- **Requirements**
Copy every line in which the string "avec" occurs.

- **Available data**
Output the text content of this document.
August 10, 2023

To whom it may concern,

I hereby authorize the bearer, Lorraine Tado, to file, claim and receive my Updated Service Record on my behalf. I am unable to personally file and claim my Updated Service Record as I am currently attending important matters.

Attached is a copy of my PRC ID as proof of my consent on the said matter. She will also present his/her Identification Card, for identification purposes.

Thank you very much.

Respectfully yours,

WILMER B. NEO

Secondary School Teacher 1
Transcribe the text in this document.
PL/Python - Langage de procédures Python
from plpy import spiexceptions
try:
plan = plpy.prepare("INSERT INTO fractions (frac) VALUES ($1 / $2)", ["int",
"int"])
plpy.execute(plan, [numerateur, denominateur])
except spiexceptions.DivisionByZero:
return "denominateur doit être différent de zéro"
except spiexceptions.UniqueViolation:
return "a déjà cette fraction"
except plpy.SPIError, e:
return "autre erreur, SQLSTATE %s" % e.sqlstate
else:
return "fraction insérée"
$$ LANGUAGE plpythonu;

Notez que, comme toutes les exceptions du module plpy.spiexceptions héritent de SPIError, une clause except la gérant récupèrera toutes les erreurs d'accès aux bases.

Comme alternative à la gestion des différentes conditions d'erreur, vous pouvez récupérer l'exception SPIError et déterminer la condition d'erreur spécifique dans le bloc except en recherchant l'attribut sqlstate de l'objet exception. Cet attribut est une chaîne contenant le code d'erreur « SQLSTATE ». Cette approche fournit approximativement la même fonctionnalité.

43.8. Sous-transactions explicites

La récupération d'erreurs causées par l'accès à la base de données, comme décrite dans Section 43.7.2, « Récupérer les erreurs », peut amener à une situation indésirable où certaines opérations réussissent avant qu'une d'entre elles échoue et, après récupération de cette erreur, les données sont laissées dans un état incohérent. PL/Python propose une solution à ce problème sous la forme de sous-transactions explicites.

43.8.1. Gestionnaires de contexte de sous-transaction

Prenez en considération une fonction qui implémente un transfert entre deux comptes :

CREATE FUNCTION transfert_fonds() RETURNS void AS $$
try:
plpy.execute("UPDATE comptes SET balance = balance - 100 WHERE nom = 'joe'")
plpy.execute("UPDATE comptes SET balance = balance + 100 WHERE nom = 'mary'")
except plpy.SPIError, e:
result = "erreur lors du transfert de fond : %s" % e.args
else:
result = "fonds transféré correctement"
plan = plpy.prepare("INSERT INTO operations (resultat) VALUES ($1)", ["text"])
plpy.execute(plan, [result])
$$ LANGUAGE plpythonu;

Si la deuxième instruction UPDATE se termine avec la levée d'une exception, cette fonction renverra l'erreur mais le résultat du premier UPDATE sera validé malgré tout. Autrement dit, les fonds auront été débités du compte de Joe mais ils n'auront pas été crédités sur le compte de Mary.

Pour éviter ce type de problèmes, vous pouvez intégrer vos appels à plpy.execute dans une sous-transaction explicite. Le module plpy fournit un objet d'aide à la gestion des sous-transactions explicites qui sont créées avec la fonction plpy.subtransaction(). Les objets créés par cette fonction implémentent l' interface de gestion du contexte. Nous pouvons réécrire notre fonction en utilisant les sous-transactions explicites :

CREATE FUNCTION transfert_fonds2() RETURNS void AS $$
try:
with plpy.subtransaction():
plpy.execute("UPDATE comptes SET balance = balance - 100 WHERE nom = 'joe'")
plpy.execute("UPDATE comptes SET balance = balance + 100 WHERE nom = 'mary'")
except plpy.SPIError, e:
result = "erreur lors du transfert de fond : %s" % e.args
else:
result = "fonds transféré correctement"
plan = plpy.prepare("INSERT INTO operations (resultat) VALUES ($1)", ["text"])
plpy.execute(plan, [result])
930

- **Completed exercise**
Si la deuxième instruction UPDATE se termine avec la levée d'une exception, cette fonction renverra l'erreur mais le résultat du premier UPDATE sera validé malgré tout. Autrement dit, les fonds auront été débités du compte de Joe mais ils n'auront pas été crédités sur le compte de Mary.
Pour éviter ce type de problèmes, vous pouvez intégrer vos appels à plpy.execute dans une sous-transaction explicite. Le module plpy fournit un objet d'aide à la gestion des sous-transactions explicites qui sont créées avec la fonction plpy.subtransaction(). Les objets créés par cette fonction implémentent l' interface de gestion du contexte. Nous pouvons réécrire notre fonction en utilisant les sous-transactions explicites :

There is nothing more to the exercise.